Written problem: Extract the complete listing and repeat it word for word.
--- START Dataset records ---
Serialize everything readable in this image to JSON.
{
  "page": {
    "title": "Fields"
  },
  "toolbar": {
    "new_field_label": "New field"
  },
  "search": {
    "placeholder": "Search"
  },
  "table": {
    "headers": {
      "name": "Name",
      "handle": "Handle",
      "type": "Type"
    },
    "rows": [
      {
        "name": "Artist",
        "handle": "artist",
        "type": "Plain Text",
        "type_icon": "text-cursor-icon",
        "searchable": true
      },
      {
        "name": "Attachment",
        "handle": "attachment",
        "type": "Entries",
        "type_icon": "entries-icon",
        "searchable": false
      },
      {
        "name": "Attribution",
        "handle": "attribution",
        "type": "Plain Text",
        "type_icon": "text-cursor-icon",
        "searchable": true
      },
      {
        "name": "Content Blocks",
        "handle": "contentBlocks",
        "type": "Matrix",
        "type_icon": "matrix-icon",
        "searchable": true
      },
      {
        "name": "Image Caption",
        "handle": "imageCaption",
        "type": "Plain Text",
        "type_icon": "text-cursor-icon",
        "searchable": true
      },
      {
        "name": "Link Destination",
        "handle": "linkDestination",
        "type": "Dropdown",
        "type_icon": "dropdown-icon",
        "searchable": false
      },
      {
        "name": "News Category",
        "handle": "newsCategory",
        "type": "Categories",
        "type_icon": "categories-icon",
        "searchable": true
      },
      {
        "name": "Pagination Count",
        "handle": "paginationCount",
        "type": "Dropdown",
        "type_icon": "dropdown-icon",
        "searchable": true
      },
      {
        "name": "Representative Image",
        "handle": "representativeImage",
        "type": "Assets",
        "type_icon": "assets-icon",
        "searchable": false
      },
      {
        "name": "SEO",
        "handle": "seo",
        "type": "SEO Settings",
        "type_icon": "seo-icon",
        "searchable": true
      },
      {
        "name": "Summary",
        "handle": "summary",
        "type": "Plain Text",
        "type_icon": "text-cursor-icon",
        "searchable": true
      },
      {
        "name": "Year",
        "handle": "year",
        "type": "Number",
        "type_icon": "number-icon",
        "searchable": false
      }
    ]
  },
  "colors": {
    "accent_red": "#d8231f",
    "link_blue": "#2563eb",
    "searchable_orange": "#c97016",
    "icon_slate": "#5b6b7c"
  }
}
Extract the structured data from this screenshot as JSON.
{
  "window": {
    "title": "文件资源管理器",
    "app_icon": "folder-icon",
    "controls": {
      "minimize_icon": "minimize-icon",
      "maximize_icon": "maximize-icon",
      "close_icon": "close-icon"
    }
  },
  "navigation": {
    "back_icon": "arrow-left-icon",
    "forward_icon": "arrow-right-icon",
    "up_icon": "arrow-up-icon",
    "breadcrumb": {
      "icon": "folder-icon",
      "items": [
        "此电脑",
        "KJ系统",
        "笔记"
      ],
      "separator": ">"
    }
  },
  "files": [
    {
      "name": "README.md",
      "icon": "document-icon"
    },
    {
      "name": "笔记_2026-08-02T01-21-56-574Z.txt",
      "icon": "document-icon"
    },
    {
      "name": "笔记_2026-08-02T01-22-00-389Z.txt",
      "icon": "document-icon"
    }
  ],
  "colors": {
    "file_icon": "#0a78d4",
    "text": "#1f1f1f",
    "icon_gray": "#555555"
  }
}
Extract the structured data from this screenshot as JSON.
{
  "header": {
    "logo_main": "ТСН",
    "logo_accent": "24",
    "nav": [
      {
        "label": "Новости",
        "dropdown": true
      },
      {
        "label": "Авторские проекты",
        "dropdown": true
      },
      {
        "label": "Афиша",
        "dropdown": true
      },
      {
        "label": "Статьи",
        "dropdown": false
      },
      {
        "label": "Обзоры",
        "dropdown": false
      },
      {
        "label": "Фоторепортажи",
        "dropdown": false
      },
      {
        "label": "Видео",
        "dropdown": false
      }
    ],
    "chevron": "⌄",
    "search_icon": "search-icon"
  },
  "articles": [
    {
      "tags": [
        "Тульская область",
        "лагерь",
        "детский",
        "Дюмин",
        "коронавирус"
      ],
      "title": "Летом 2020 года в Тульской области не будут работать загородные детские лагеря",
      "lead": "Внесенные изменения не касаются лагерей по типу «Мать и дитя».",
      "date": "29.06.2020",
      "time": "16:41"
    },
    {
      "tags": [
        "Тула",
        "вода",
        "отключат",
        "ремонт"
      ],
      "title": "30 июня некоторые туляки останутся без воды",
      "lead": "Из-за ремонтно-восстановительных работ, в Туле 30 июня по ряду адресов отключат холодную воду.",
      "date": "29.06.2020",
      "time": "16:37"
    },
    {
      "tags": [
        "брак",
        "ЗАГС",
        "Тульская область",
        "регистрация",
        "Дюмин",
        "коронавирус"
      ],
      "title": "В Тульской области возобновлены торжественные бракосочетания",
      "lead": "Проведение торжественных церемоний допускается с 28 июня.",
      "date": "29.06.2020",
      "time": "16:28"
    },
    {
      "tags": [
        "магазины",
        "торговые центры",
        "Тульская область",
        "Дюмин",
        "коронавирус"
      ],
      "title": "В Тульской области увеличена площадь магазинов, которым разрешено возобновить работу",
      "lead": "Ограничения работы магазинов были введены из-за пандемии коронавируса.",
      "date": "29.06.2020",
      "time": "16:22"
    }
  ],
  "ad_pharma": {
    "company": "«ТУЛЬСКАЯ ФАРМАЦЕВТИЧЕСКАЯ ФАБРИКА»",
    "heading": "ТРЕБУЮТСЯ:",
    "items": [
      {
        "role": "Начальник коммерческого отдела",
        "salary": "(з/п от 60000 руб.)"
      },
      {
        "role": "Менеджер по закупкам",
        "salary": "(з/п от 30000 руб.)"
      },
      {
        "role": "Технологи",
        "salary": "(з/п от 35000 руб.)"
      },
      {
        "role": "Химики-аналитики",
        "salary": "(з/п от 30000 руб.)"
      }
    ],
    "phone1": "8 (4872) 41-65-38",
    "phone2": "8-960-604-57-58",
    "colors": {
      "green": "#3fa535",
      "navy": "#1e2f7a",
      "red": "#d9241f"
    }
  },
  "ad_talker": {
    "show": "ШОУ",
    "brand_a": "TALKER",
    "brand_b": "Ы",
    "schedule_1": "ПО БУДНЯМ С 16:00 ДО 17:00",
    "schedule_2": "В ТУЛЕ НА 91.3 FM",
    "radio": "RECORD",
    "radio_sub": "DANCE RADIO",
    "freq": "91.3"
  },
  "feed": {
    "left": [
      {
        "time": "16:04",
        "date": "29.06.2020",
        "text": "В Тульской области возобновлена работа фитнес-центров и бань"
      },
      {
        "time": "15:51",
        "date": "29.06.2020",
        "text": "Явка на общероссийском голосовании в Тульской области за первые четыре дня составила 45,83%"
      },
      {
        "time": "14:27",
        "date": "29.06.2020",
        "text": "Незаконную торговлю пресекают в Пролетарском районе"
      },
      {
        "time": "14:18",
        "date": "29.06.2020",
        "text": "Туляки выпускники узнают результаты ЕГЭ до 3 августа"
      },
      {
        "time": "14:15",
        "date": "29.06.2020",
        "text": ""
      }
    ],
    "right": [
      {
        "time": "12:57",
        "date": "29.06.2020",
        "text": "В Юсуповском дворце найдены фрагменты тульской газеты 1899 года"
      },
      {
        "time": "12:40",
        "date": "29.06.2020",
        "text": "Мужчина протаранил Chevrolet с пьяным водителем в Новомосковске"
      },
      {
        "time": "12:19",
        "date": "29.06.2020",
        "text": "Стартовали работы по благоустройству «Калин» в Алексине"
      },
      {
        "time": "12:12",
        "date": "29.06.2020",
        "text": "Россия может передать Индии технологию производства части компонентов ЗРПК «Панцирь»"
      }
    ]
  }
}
--- END Dataset records ---
Output of the task:
Serialize everything readable in this image to JSON.
{
  "page": {
    "title": "Fields"
  },
  "toolbar": {
    "new_field_label": "New field"
  },
  "search": {
    "placeholder": "Search"
  },
  "table": {
    "headers": {
      "name": "Name",
      "handle": "Handle",
      "type": "Type"
    },
    "rows": [
      {
        "name": "Artist",
        "handle": "artist",
        "type": "Plain Text",
        "type_icon": "text-cursor-icon",
        "searchable": true
      },
      {
        "name": "Attachment",
        "handle": "attachment",
        "type": "Entries",
        "type_icon": "entries-icon",
        "searchable": false
      },
      {
        "name": "Attribution",
        "handle": "attribution",
        "type": "Plain Text",
        "type_icon": "text-cursor-icon",
        "searchable": true
      },
      {
        "name": "Content Blocks",
        "handle": "contentBlocks",
        "type": "Matrix",
        "type_icon": "matrix-icon",
        "searchable": true
      },
      {
        "name": "Image Caption",
        "handle": "imageCaption",
        "type": "Plain Text",
        "type_icon": "text-cursor-icon",
        "searchable": true
      },
      {
        "name": "Link Destination",
        "handle": "linkDestination",
        "type": "Dropdown",
        "type_icon": "dropdown-icon",
        "searchable": false
      },
      {
        "name": "News Category",
        "handle": "newsCategory",
        "type": "Categories",
        "type_icon": "categories-icon",
        "searchable": true
      },
      {
        "name": "Pagination Count",
        "handle": "paginationCount",
        "type": "Dropdown",
        "type_icon": "dropdown-icon",
        "searchable": true
      },
      {
        "name": "Representative Image",
        "handle": "representativeImage",
        "type": "Assets",
        "type_icon": "assets-icon",
        "searchable": false
      },
      {
        "name": "SEO",
        "handle": "seo",
        "type": "SEO Settings",
        "type_icon": "seo-icon",
        "searchable": true
      },
      {
        "name": "Summary",
        "handle": "summary",
        "type": "Plain Text",
        "type_icon": "text-cursor-icon",
        "searchable": true
      },
      {
        "name": "Year",
        "handle": "year",
        "type": "Number",
        "type_icon": "number-icon",
        "searchable": false
      }
    ]
  },
  "colors": {
    "accent_red": "#d8231f",
    "link_blue": "#2563eb",
    "searchable_orange": "#c97016",
    "icon_slate": "#5b6b7c"
  }
}
Extract the structured data from this screenshot as JSON.
{
  "window": {
    "title": "文件资源管理器",
    "app_icon": "folder-icon",
    "controls": {
      "minimize_icon": "minimize-icon",
      "maximize_icon": "maximize-icon",
      "close_icon": "close-icon"
    }
  },
  "navigation": {
    "back_icon": "arrow-left-icon",
    "forward_icon": "arrow-right-icon",
    "up_icon": "arrow-up-icon",
    "breadcrumb": {
      "icon": "folder-icon",
      "items": [
        "此电脑",
        "KJ系统",
        "笔记"
      ],
      "separator": ">"
    }
  },
  "files": [
    {
      "name": "README.md",
      "icon": "document-icon"
    },
    {
      "name": "笔记_2026-08-02T01-21-56-574Z.txt",
      "icon": "document-icon"
    },
    {
      "name": "笔记_2026-08-02T01-22-00-389Z.txt",
      "icon": "document-icon"
    }
  ],
  "colors": {
    "file_icon": "#0a78d4",
    "text": "#1f1f1f",
    "icon_gray": "#555555"
  }
}
Extract the structured data from this screenshot as JSON.
{
  "header": {
    "logo_main": "ТСН",
    "logo_accent": "24",
    "nav": [
      {
        "label": "Новости",
        "dropdown": true
      },
      {
        "label": "Авторские проекты",
        "dropdown": true
      },
      {
        "label": "Афиша",
        "dropdown": true
      },
      {
        "label": "Статьи",
        "dropdown": false
      },
      {
        "label": "Обзоры",
        "dropdown": false
      },
      {
        "label": "Фоторепортажи",
        "dropdown": false
      },
      {
        "label": "Видео",
        "dropdown": false
      }
    ],
    "chevron": "⌄",
    "search_icon": "search-icon"
  },
  "articles": [
    {
      "tags": [
        "Тульская область",
        "лагерь",
        "детский",
        "Дюмин",
        "коронавирус"
      ],
      "title": "Летом 2020 года в Тульской области не будут работать загородные детские лагеря",
      "lead": "Внесенные изменения не касаются лагерей по типу «Мать и дитя».",
      "date": "29.06.2020",
      "time": "16:41"
    },
    {
      "tags": [
        "Тула",
        "вода",
        "отключат",
        "ремонт"
      ],
      "title": "30 июня некоторые туляки останутся без воды",
      "lead": "Из-за ремонтно-восстановительных работ, в Туле 30 июня по ряду адресов отключат холодную воду.",
      "date": "29.06.2020",
      "time": "16:37"
    },
    {
      "tags": [
        "брак",
        "ЗАГС",
        "Тульская область",
        "регистрация",
        "Дюмин",
        "коронавирус"
      ],
      "title": "В Тульской области возобновлены торжественные бракосочетания",
      "lead": "Проведение торжественных церемоний допускается с 28 июня.",
      "date": "29.06.2020",
      "time": "16:28"
    },
    {
      "tags": [
        "магазины",
        "торговые центры",
        "Тульская область",
        "Дюмин",
        "коронавирус"
      ],
      "title": "В Тульской области увеличена площадь магазинов, которым разрешено возобновить работу",
      "lead": "Ограничения работы магазинов были введены из-за пандемии коронавируса.",
      "date": "29.06.2020",
      "time": "16:22"
    }
  ],
  "ad_pharma": {
    "company": "«ТУЛЬСКАЯ ФАРМАЦЕВТИЧЕСКАЯ ФАБРИКА»",
    "heading": "ТРЕБУЮТСЯ:",
    "items": [
      {
        "role": "Начальник коммерческого отдела",
        "salary": "(з/п от 60000 руб.)"
      },
      {
        "role": "Менеджер по закупкам",
        "salary": "(з/п от 30000 руб.)"
      },
      {
        "role": "Технологи",
        "salary": "(з/п от 35000 руб.)"
      },
      {
        "role": "Химики-аналитики",
        "salary": "(з/п от 30000 руб.)"
      }
    ],
    "phone1": "8 (4872) 41-65-38",
    "phone2": "8-960-604-57-58",
    "colors": {
      "green": "#3fa535",
      "navy": "#1e2f7a",
      "red": "#d9241f"
    }
  },
  "ad_talker": {
    "show": "ШОУ",
    "brand_a": "TALKER",
    "brand_b": "Ы",
    "schedule_1": "ПО БУДНЯМ С 16:00 ДО 17:00",
    "schedule_2": "В ТУЛЕ НА 91.3 FM",
    "radio": "RECORD",
    "radio_sub": "DANCE RADIO",
    "freq": "91.3"
  },
  "feed": {
    "left": [
      {
        "time": "16:04",
        "date": "29.06.2020",
        "text": "В Тульской области возобновлена работа фитнес-центров и бань"
      },
      {
        "time": "15:51",
        "date": "29.06.2020",
        "text": "Явка на общероссийском голосовании в Тульской области за первые четыре дня составила 45,83%"
      },
      {
        "time": "14:27",
        "date": "29.06.2020",
        "text": "Незаконную торговлю пресекают в Пролетарском районе"
      },
      {
        "time": "14:18",
        "date": "29.06.2020",
        "text": "Туляки выпускники узнают результаты ЕГЭ до 3 августа"
      },
      {
        "time": "14:15",
        "date": "29.06.2020",
        "text": ""
      }
    ],
    "right": [
      {
        "time": "12:57",
        "date": "29.06.2020",
        "text": "В Юсуповском дворце найдены фрагменты тульской газеты 1899 года"
      },
      {
        "time": "12:40",
        "date": "29.06.2020",
        "text": "Мужчина протаранил Chevrolet с пьяным водителем в Новомосковске"
      },
      {
        "time": "12:19",
        "date": "29.06.2020",
        "text": "Стартовали работы по благоустройству «Калин» в Алексине"
      },
      {
        "time": "12:12",
        "date": "29.06.2020",
        "text": "Россия может передать Индии технологию производства части компонентов ЗРПК «Панцирь»"
      }
    ]
  }
}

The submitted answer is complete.